The Atlantic District is one of the 35 districts of the Lutheran Church–Missouri Synod (LCMS), and covers eastern New York state: New York City, Long Island, the Hudson Valley, and the Capital District. It comprises approximately 100 congregations and a number of mission stations, subdivided into 10 circuits, as well as 22 preschools, 16 elementary schools and 6 high schools. Baptized membership in Atlantic District congregations is approximately 30,500. The rest of New York is included in the Eastern District; in addition, four congregations in the New York City area are in the non-geographic English District, and one congregation in Yonkers is in the SELC District.

The Atlantic District was separated in May 1906 from the Eastern District; portions of the district were split off into the New England District and the New Jersey District in 1972. District offices are located in New York, New York.  Delegates from each congregation meet in convention every three years to elect the district president, vice presidents, circuit counselors, a board of directors, and other officers. Derek Lecakes was elected as the district president in August 2022 at the 61st Regular Convention which was held on July 22-23, 2022 at Our Savior's Lutheran Church in Albany, NY.  Since then, he has been succeeded by Rev. Dien Ashley Taylor.

Listing
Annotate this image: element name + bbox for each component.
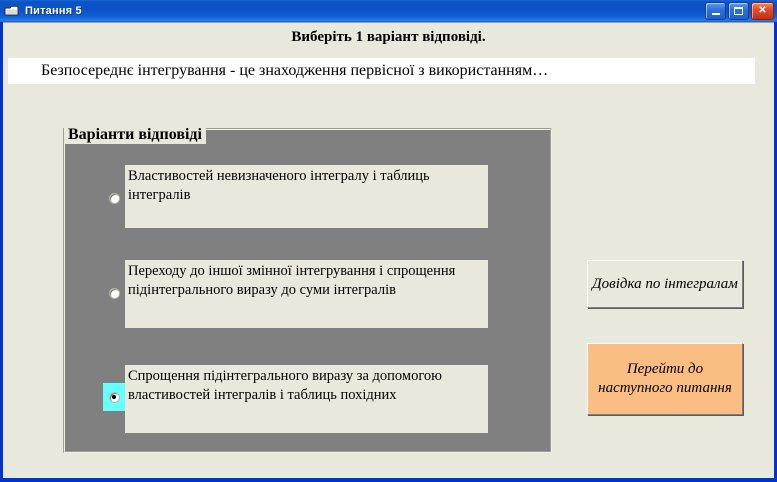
window-title: Питання 5: [25, 5, 82, 17]
title-bar[interactable]: Питання 5 ✕: [0, 0, 777, 22]
answer-label-1[interactable]: Властивостей невизначеного інтегралу і т…: [125, 165, 488, 228]
radio-wrap-3[interactable]: [103, 383, 125, 411]
close-button[interactable]: ✕: [751, 2, 774, 20]
question-field: Безпосереднє інтегрування - це знаходжен…: [8, 58, 755, 84]
question-text: Безпосереднє інтегрування - це знаходжен…: [41, 62, 548, 80]
radio-button-3[interactable]: [109, 392, 120, 403]
form-client-area: Виберіть 1 варіант відповіді. Безпосеред…: [3, 22, 774, 478]
vb-form-icon: [4, 4, 20, 18]
radio-wrap-2[interactable]: [103, 285, 125, 301]
radio-wrap-1[interactable]: [103, 190, 125, 206]
close-icon: ✕: [758, 6, 766, 16]
radio-button-1[interactable]: [109, 193, 120, 204]
window-controls: ✕: [705, 2, 774, 20]
help-button[interactable]: Довідка по інтегралам: [587, 260, 743, 308]
answer-label-2[interactable]: Переходу до іншої змінної інтегрування і…: [125, 260, 488, 328]
answer-label-3[interactable]: Спрощення підінтегрального виразу за доп…: [125, 365, 488, 433]
next-question-button[interactable]: Перейти до наступного питання: [587, 343, 743, 415]
maximize-button[interactable]: [728, 2, 749, 20]
radio-button-2[interactable]: [109, 288, 120, 299]
radio-dot-3: [112, 395, 116, 399]
minimize-button[interactable]: [705, 2, 726, 20]
instruction-label: Виберіть 1 варіант відповіді.: [3, 29, 774, 46]
answers-groupbox-title: Варіанти відповіді: [64, 126, 206, 144]
maximize-icon: [734, 7, 743, 15]
minimize-icon: [712, 13, 720, 15]
application-window: Питання 5 ✕ Виберіть 1 варіант відповіді…: [0, 0, 777, 482]
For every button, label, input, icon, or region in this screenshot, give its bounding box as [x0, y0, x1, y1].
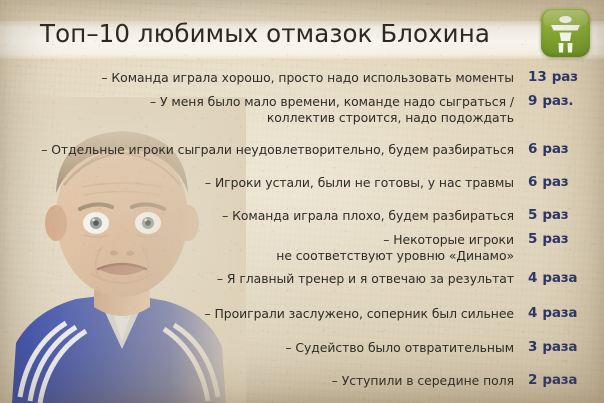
excuse-count-number: 3 [528, 339, 537, 355]
excuse-row: – Я главный тренер и я отвечаю за резуль… [0, 271, 604, 287]
excuse-count: 13раз [514, 70, 594, 86]
excuse-text: – Судейство было отвратительным [285, 340, 514, 356]
excuse-count-unit: раз [542, 141, 568, 157]
excuse-count-unit: раз [542, 231, 568, 247]
excuse-count-unit: раз [552, 69, 578, 85]
excuse-row: – Команда играла плохо, будем разбиратьс… [0, 208, 604, 224]
excuse-count-number: 9 [528, 93, 537, 109]
inukshuk-figure [551, 16, 580, 53]
excuse-count: 6раз [514, 142, 594, 158]
excuse-count-unit: раз [542, 207, 568, 223]
excuse-text: – Некоторые игроки не соответствуют уров… [276, 232, 514, 263]
excuse-count-unit: раза [542, 305, 577, 321]
excuse-text: – Уступили в середине поля [332, 373, 514, 389]
excuse-text: – Команда играла плохо, будем разбиратьс… [222, 208, 514, 224]
page-title: Топ–10 любимых отмазок Блохина [0, 19, 530, 48]
excuse-text: – Отдельные игроки сыграли неудовлетвори… [41, 142, 514, 158]
excuse-row: – Проиграли заслужено, соперник был силь… [0, 306, 604, 322]
excuse-count-number: 5 [528, 231, 537, 247]
excuse-count-unit: раз. [542, 93, 573, 109]
excuse-text: – Игроки устали, были не готовы, у нас т… [205, 175, 514, 191]
excuse-row: – Уступили в середине поля2раза [0, 373, 604, 389]
excuse-count: 4раза [514, 271, 594, 287]
excuse-count-unit: раза [542, 270, 577, 286]
excuse-count: 9раз. [514, 94, 594, 110]
inukshuk-logo[interactable] [541, 8, 590, 57]
excuse-count-number: 2 [528, 372, 537, 388]
excuse-row: – Команда играла хорошо, просто надо исп… [0, 70, 604, 86]
excuse-text: – Проиграли заслужено, соперник был силь… [204, 306, 514, 322]
excuse-row: – Отдельные игроки сыграли неудовлетвори… [0, 142, 604, 158]
poster: Топ–10 любимых отмазок Блохина – Команда… [0, 0, 604, 403]
excuse-count-unit: раза [542, 372, 577, 388]
excuse-count-number: 6 [528, 141, 537, 157]
excuse-count: 4раза [514, 306, 594, 322]
excuse-row: – Судейство было отвратительным3раза [0, 340, 604, 356]
excuse-count: 2раза [514, 373, 594, 389]
excuse-count-unit: раза [542, 339, 577, 355]
excuse-count-unit: раз [542, 174, 568, 190]
excuse-count-number: 4 [528, 270, 537, 286]
excuse-count: 5раз [514, 208, 594, 224]
excuse-count-number: 6 [528, 174, 537, 190]
excuse-text: – Команда играла хорошо, просто надо исп… [101, 70, 514, 86]
excuse-row: – Некоторые игроки не соответствуют уров… [0, 232, 604, 263]
excuse-count-number: 13 [528, 69, 547, 85]
excuse-count: 5раз [514, 232, 594, 248]
excuse-count: 6раз [514, 175, 594, 191]
excuse-count-number: 5 [528, 207, 537, 223]
excuse-text: – У меня было мало времени, команде надо… [150, 94, 514, 125]
excuse-text: – Я главный тренер и я отвечаю за резуль… [217, 271, 514, 287]
excuse-count-number: 4 [528, 305, 537, 321]
excuse-row: – У меня было мало времени, команде надо… [0, 94, 604, 125]
excuse-count: 3раза [514, 340, 594, 356]
excuse-row: – Игроки устали, были не готовы, у нас т… [0, 175, 604, 191]
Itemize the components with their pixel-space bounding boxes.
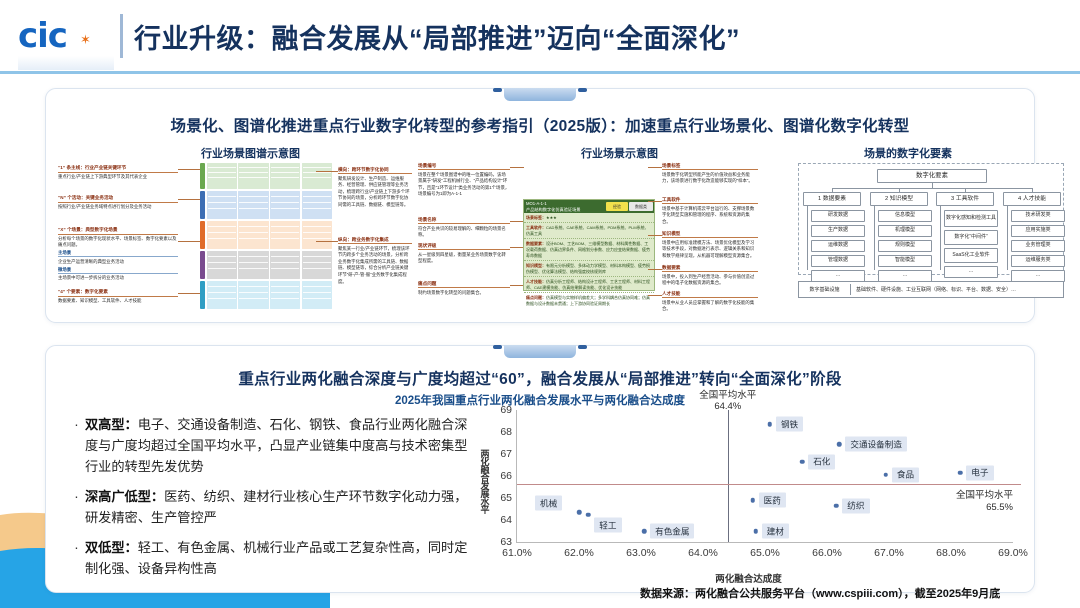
scenario-attr-row: 数据要素：设计BOM、工艺BOM、三维模型数据、材料属性数据、工况载荷数据、仿真… bbox=[524, 239, 654, 261]
chart-data-point[interactable] bbox=[586, 512, 591, 517]
spec-block: “4” 个要素：数字化要素 数据要素、知识模型、工具软件、人才技能 bbox=[58, 289, 178, 304]
scenario-name: 产品结构数字化仿真验证场景 bbox=[526, 207, 580, 213]
chart-data-point[interactable] bbox=[884, 473, 889, 478]
callout-heading: 工具软件 bbox=[662, 197, 758, 204]
bullet-list: · 双高型：电子、交通设备制造、石化、钢铁、食品行业两化融合深度与广度均超过全国… bbox=[68, 414, 473, 588]
figure-scenario-card: 场景编号 场景在整个场景图谱中的唯一位置编码，该场景属于“研发”工程机械行业、“… bbox=[418, 161, 758, 311]
tree-leaf: 研发数据 bbox=[811, 210, 865, 222]
chart-point-label: 电子 bbox=[966, 465, 993, 480]
chart-reference-line-vertical bbox=[728, 410, 729, 542]
callout-body: 场景数字化转型所能产生的价值效益和业务能力，该场景进行数字化改造能够实现的“样本… bbox=[662, 172, 758, 185]
header-divider bbox=[120, 14, 123, 58]
chart-y-tick: 68 bbox=[500, 426, 517, 438]
chart-x-tick: 64.0% bbox=[688, 542, 718, 559]
chart-x-tick: 62.0% bbox=[564, 542, 594, 559]
card-callout-left: 痛点问题 制约场景数字化转型的问题集合。 bbox=[418, 281, 510, 296]
chart-point-label: 钢铁 bbox=[776, 417, 803, 432]
chart-point-label: 机械 bbox=[535, 496, 562, 511]
scenario-attr-row: 痛点问题：仿真模型与实物样机偏差大；多学科耦合仿真协同难；仿真数据与设计数据未贯… bbox=[524, 293, 654, 308]
chart-y-axis-label: 两化融合发展水平 bbox=[478, 426, 492, 536]
tree-root: 数字化要素 bbox=[877, 169, 987, 183]
chart-reference-label-horizontal: 全国平均水平65.5% bbox=[956, 490, 1013, 513]
slide-root: cic ✶ 行业升级：融合发展从“局部推进”迈向“全面深化” 场景化、图谱化推进… bbox=[0, 0, 1080, 608]
note-body: 聚焦某一行业/产业链环节，梳理该环节内跨多个业务活动的场景，分析跨业务数字化集成… bbox=[338, 246, 412, 286]
chart-plot-area: 6364656667686961.0%62.0%63.0%64.0%65.0%6… bbox=[516, 410, 1013, 543]
spec-sub-body: 主场景中可进一步拆分的业务活动 bbox=[58, 275, 178, 281]
bullet-dot: · bbox=[68, 486, 85, 528]
chart-y-tick: 66 bbox=[500, 470, 517, 482]
tree-leaf: 生产数据 bbox=[811, 225, 865, 237]
scenario-chip-experience: 经验 bbox=[606, 202, 628, 211]
card-callout-right: 工具软件 场景中基于计算机或云平台运行的、支撑场景数字化转型实施和管理的程序、系… bbox=[662, 197, 758, 225]
callout-heading: 人才技能 bbox=[662, 291, 758, 298]
bullet-label: 双高型： bbox=[85, 417, 138, 432]
chart-data-point[interactable] bbox=[800, 459, 805, 464]
card-callout-left: 场景编号 场景在整个场景图谱中的唯一位置编码，该场景属于“研发”工程机械行业、“… bbox=[418, 163, 510, 198]
panel1-title: 场景化、图谱化推进重点行业数字化转型的参考指引（2025版）：加速重点行业场景化… bbox=[46, 114, 1034, 136]
scenario-card-header: MO1-A-1-1 产品结构数字化仿真验证场景 经验 数据类 bbox=[524, 200, 654, 213]
tree-leaf: … bbox=[944, 266, 998, 278]
card-callout-right: 场景标签 场景数字化转型所能产生的价值效益和业务能力，该场景进行数字化改造能够实… bbox=[662, 163, 758, 185]
logo-reflection bbox=[18, 56, 114, 70]
tree-leaf: 数字化“中间件” bbox=[944, 230, 998, 245]
chart-y-tick: 65 bbox=[500, 492, 517, 504]
chart-reference-line-horizontal bbox=[517, 484, 1021, 485]
matrix-row bbox=[200, 191, 332, 219]
spec-block: “N” 个活动：关键业务活动 按照行业/产业链业务域特点进行划分及业务活动 bbox=[58, 195, 178, 210]
callout-body: 场景在整个场景图谱中的唯一位置编码，该场景属于“研发”工程机械行业、“产品结构设… bbox=[418, 172, 510, 198]
spec-body: 按照行业/产业链业务域特点进行划分及业务活动 bbox=[58, 204, 178, 210]
bullet-text: 深高广低型：医药、纺织、建材行业核心生产环节数字化动力强，研发精密、生产管控严 bbox=[85, 486, 473, 528]
chart-point-label: 石化 bbox=[808, 454, 835, 469]
chart-x-axis-label: 两化融合达成度 bbox=[476, 571, 1021, 585]
callout-heading: 场景名称 bbox=[418, 217, 510, 224]
tree-leaf: 机理模型 bbox=[878, 225, 932, 237]
panel-tab-icon bbox=[504, 88, 576, 101]
scenario-attr-row: 人才技能：仿真分析工程师、结构设计工程师、工艺工程师、材料工程师、CAE建模技能… bbox=[524, 277, 654, 293]
chart-point-label: 建材 bbox=[762, 524, 789, 539]
scenario-attr-row: 场景标签：★★★ bbox=[524, 213, 654, 223]
callout-body: 符合产业共识的较易理解的、细颗粒的场景名称。 bbox=[418, 226, 510, 239]
note-heading: 横向：跨环节数字化协同 bbox=[338, 167, 412, 174]
tree-leaf: 运维数据 bbox=[811, 240, 865, 252]
spec-heading: “N” 个活动：关键业务活动 bbox=[58, 195, 178, 203]
infra-value: 基础软件、硬件设施、工业互联网（网络、标识、平台、数据、安全）… bbox=[851, 286, 1063, 293]
column-heading-digital-elements: 场景的数字化要素 bbox=[864, 145, 952, 161]
logo-text: cic bbox=[18, 16, 114, 56]
note-body: 聚焦研发设计、生产制造、运维服务、经营管理、供应链管理等业务活动，梳理跨行业/产… bbox=[338, 176, 412, 209]
tree-leaf: 规则模型 bbox=[878, 240, 932, 252]
panel-tab-icon bbox=[504, 345, 576, 358]
data-source-note: 数据来源：两化融合公共服务平台（www.cspiii.com），截至2025年9… bbox=[640, 585, 1000, 601]
chart-x-tick: 61.0% bbox=[502, 542, 532, 559]
atlas-note: 纵向：跨业务数字化集成 聚焦某一行业/产业链环节，梳理该环节内跨多个业务活动的场… bbox=[338, 237, 412, 285]
spec-block: “X” 个场景：典型数字化场景 分析每个场景的数字化现状水平、场景标签、数字化要… bbox=[58, 227, 178, 282]
tree-container: 数字化要素 1 数据要素 2 知识模型 3 工具软件 4 人才技能 研发数据 生… bbox=[798, 163, 1064, 275]
scenario-code: MO1-A-1-1 bbox=[526, 201, 547, 206]
chart-point-label: 纺织 bbox=[842, 498, 869, 513]
scenario-card: MO1-A-1-1 产品结构数字化仿真验证场景 经验 数据类 场景标签：★★★ … bbox=[523, 199, 655, 291]
header-rule bbox=[0, 71, 1080, 74]
chart-x-tick: 63.0% bbox=[626, 542, 656, 559]
callout-body: 场景中，投入到生产经营活动、参与价值创造过程中的电子化数据资源的集合。 bbox=[662, 274, 758, 287]
tree-infrastructure-row: 数字基础设施 基础软件、硬件设施、工业互联网（网络、标识、平台、数据、安全）… bbox=[798, 281, 1064, 298]
tree-leaf: 运维服务类 bbox=[1011, 255, 1065, 267]
chart-y-tick: 69 bbox=[500, 404, 517, 416]
spec-body: 数据要素、知识模型、工具软件、人才技能 bbox=[58, 298, 178, 304]
tree-branch: 4 人才技能 bbox=[1003, 192, 1061, 206]
matrix-row bbox=[200, 221, 332, 249]
tree-leaf: 业务管理类 bbox=[1011, 240, 1065, 252]
spec-sub-heading: 微场景 bbox=[58, 267, 178, 274]
chart-point-label: 轻工 bbox=[594, 518, 621, 533]
bullet-text: 双低型：轻工、有色金属、机械行业产品或工艺复杂性高，同时定制化强、设备异构性高 bbox=[85, 537, 473, 579]
chart-data-point[interactable] bbox=[750, 498, 755, 503]
tree-leaf: 管理数据 bbox=[811, 255, 865, 267]
card-callout-left: 现状评级 从一星级到四星级，衡量某业务场景数字化转型程度。 bbox=[418, 243, 510, 265]
card-callout-right: 人才技能 场景中从业人员应掌握和了解的数字化技能的集合。 bbox=[662, 291, 758, 313]
note-heading: 纵向：跨业务数字化集成 bbox=[338, 237, 412, 244]
card-callout-left: 场景名称 符合产业共识的较易理解的、细颗粒的场景名称。 bbox=[418, 217, 510, 239]
chart-x-tick: 67.0% bbox=[874, 542, 904, 559]
chart-y-tick: 64 bbox=[500, 514, 517, 526]
panel-integration-analysis: 重点行业两化融合深度与广度均超过“60”，融合发展从“局部推进”转向“全面深化”… bbox=[45, 345, 1035, 593]
tree-branch: 1 数据要素 bbox=[803, 192, 861, 206]
spec-sub-body: 企业生产运营清晰的典型业务活动 bbox=[58, 259, 178, 265]
callout-heading: 场景编号 bbox=[418, 163, 510, 170]
bullet-dot: · bbox=[68, 414, 85, 477]
callout-body: 场景中从业人员应掌握和了解的数字化技能的集合。 bbox=[662, 300, 758, 313]
spec-sub-heading: 主场景 bbox=[58, 250, 178, 257]
chart-x-tick: 66.0% bbox=[812, 542, 842, 559]
tree-leaf: 应用实施类 bbox=[1011, 225, 1065, 237]
list-item: · 深高广低型：医药、纺织、建材行业核心生产环节数字化动力强，研发精密、生产管控… bbox=[68, 486, 473, 528]
bullet-label: 双低型： bbox=[85, 540, 138, 555]
chart-data-point[interactable] bbox=[958, 470, 963, 475]
chart-data-point[interactable] bbox=[577, 510, 582, 515]
list-item: · 双高型：电子、交通设备制造、石化、钢铁、食品行业两化融合深度与广度均超过全国… bbox=[68, 414, 473, 477]
panel-scenario-guideline: 场景化、图谱化推进重点行业数字化转型的参考指引（2025版）：加速重点行业场景化… bbox=[45, 88, 1035, 323]
tree-leaf: 信息模型 bbox=[878, 210, 932, 222]
tree-branch: 3 工具软件 bbox=[936, 192, 994, 206]
callout-body: 制约场景数字化转型的问题集合。 bbox=[418, 290, 510, 297]
matrix-row bbox=[200, 163, 332, 189]
atlas-note: 横向：跨环节数字化协同 聚焦研发设计、生产制造、运维服务、经营管理、供应链管理等… bbox=[338, 167, 412, 209]
chart-point-label: 交通设备制造 bbox=[845, 437, 907, 452]
matrix-row bbox=[200, 251, 332, 279]
bullet-dot: · bbox=[68, 537, 85, 579]
page-title: 行业升级：融合发展从“局部推进”迈向“全面深化” bbox=[134, 17, 740, 56]
atlas-matrix bbox=[200, 163, 332, 309]
chart-x-tick: 65.0% bbox=[750, 542, 780, 559]
scenario-attr-row: 工具软件：CAD系统、CAE系统、CAM系统、PDM系统、PLM系统、仿真工具 bbox=[524, 223, 654, 239]
callout-heading: 知识模型 bbox=[662, 231, 758, 238]
chart-x-tick: 69.0% bbox=[998, 542, 1028, 559]
chart-data-point[interactable] bbox=[834, 503, 839, 508]
list-item: · 双低型：轻工、有色金属、机械行业产品或工艺复杂性高，同时定制化强、设备异构性… bbox=[68, 537, 473, 579]
spec-heading: “4” 个要素：数字化要素 bbox=[58, 289, 178, 297]
page-header: cic ✶ 行业升级：融合发展从“局部推进”迈向“全面深化” bbox=[0, 0, 1080, 72]
card-callout-right: 知识模型 场景中应用标准建模方法、场景优化模型及学习等技术手段，对数据进行表示、… bbox=[662, 231, 758, 259]
card-callout-right: 数据要素 场景中，投入到生产经营活动、参与价值创造过程中的电子化数据资源的集合。 bbox=[662, 265, 758, 287]
chart-point-label: 有色金属 bbox=[650, 524, 694, 539]
tree-leaf: 技术研发类 bbox=[1011, 210, 1065, 222]
chart-data-point[interactable] bbox=[642, 529, 647, 534]
cic-logo: cic ✶ bbox=[18, 16, 114, 58]
callout-body: 场景中应用标准建模方法、场景优化模型及学习等技术手段，对数据进行表示、逻辑关系和… bbox=[662, 240, 758, 260]
figure-scenario-atlas: “1” 条主线：行业产业链关键环节 重点行业/产业链上下游典型环节及其代表企业 … bbox=[58, 161, 408, 311]
matrix-row bbox=[200, 281, 332, 309]
column-heading-scenario-atlas: 行业场景图谱示意图 bbox=[201, 145, 300, 161]
spec-heading: “1” 条主线：行业产业链关键环节 bbox=[58, 165, 178, 173]
callout-heading: 场景标签 bbox=[662, 163, 758, 170]
bullet-label: 深高广低型： bbox=[85, 489, 164, 504]
star-icon: ✶ bbox=[80, 32, 91, 48]
chart-y-tick: 67 bbox=[500, 448, 517, 460]
tree-leaf: 智能模型 bbox=[878, 255, 932, 267]
scenario-attr-row: 知识模型：有限元分析模型、多体动力学模型、材料本构模型、疲劳损伤模型、优化算法模… bbox=[524, 261, 654, 277]
callout-body: 从一星级到四星级，衡量某业务场景数字化转型程度。 bbox=[418, 252, 510, 265]
spec-body: 重点行业/产业链上下游典型环节及其代表企业 bbox=[58, 174, 178, 180]
scatter-chart: 两化融合发展水平 6364656667686961.0%62.0%63.0%64… bbox=[476, 404, 1021, 584]
callout-heading: 痛点问题 bbox=[418, 281, 510, 288]
chart-reference-label-vertical: 全国平均水平64.4% bbox=[699, 390, 756, 413]
chart-data-point[interactable] bbox=[837, 442, 842, 447]
chart-point-label: 食品 bbox=[892, 467, 919, 482]
chart-x-tick: 68.0% bbox=[936, 542, 966, 559]
spec-block: “1” 条主线：行业产业链关键环节 重点行业/产业链上下游典型环节及其代表企业 bbox=[58, 165, 178, 180]
column-heading-scenario-diagram: 行业场景示意图 bbox=[581, 145, 658, 161]
spec-heading: “X” 个场景：典型数字化场景 bbox=[58, 227, 178, 235]
figure-digital-elements-tree: 数字化要素 1 数据要素 2 知识模型 3 工具软件 4 人才技能 研发数据 生… bbox=[786, 161, 1076, 311]
tree-branch: 2 知识模型 bbox=[870, 192, 928, 206]
chart-point-label: 医药 bbox=[759, 493, 786, 508]
infra-key: 数字基础设施 bbox=[799, 284, 851, 295]
scenario-chip-data: 数据类 bbox=[629, 202, 653, 211]
chart-data-point[interactable] bbox=[768, 422, 773, 427]
tree-leaf: SaaS化工业软件 bbox=[944, 248, 998, 263]
callout-heading: 数据要素 bbox=[662, 265, 758, 272]
callout-heading: 现状评级 bbox=[418, 243, 510, 250]
callout-body: 场景中基于计算机或云平台运行的、支撑场景数字化转型实施和管理的程序、系统和资源的… bbox=[662, 206, 758, 226]
spec-body: 分析每个场景的数字化现状水平、场景标签、数字化要素以及痛点问题。 bbox=[58, 236, 178, 249]
tree-leaf: 数字化感知和检测工具 bbox=[944, 210, 998, 227]
panel2-title: 重点行业两化融合深度与广度均超过“60”，融合发展从“局部推进”转向“全面深化”… bbox=[46, 367, 1034, 389]
chart-data-point[interactable] bbox=[753, 529, 758, 534]
bullet-text: 双高型：电子、交通设备制造、石化、钢铁、食品行业两化融合深度与广度均超过全国平均… bbox=[85, 414, 473, 477]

Problems and tasks
(1) Set down the stretch of the Atlantic District text from "The Atlantic District was" through "Dien Ashley Taylor.", word for word.
(2) Please recast the stretch of rows from the line containing "excuse-count-number: 3 [528, 339, 537, 355]" through the line containing "excuse-count-unit: раз [552, 69, 578, 85]" as a JSON list of strings, one string per line, with blank lines left out.

The replies
(1)
The Atlantic District was separated in May 1906 from the Eastern District; portions of the district were split off into the New England District and the New Jersey District in 1972. District offices are located in New York, New York.  Delegates from each congregation meet in convention every three years to elect the district president, vice presidents, circuit counselors, a board of directors, and other officers. Derek Lecakes was elected as the district president in August 2022 at the 61st Regular Convention which was held on July 22-23, 2022 at Our Savior's Lutheran Church in Albany, NY.  Since then, he has been succeeded by Rev. Dien Ashley Taylor.

(2)
[
  "excuse-count-number: 3 [528, 339, 537, 355]",
  "excuse-row: – Я главный тренер и я отвечаю за резуль… [0, 271, 604, 287]",
  "excuse-count: 13раз [514, 70, 594, 86]",
  "excuse-text: – Судейство было отвратительным [285, 340, 514, 356]",
  "excuse-count-unit: раз [542, 141, 568, 157]",
  "excuse-count-unit: раз [542, 231, 568, 247]",
  "excuse-count-unit: раз [552, 69, 578, 85]"
]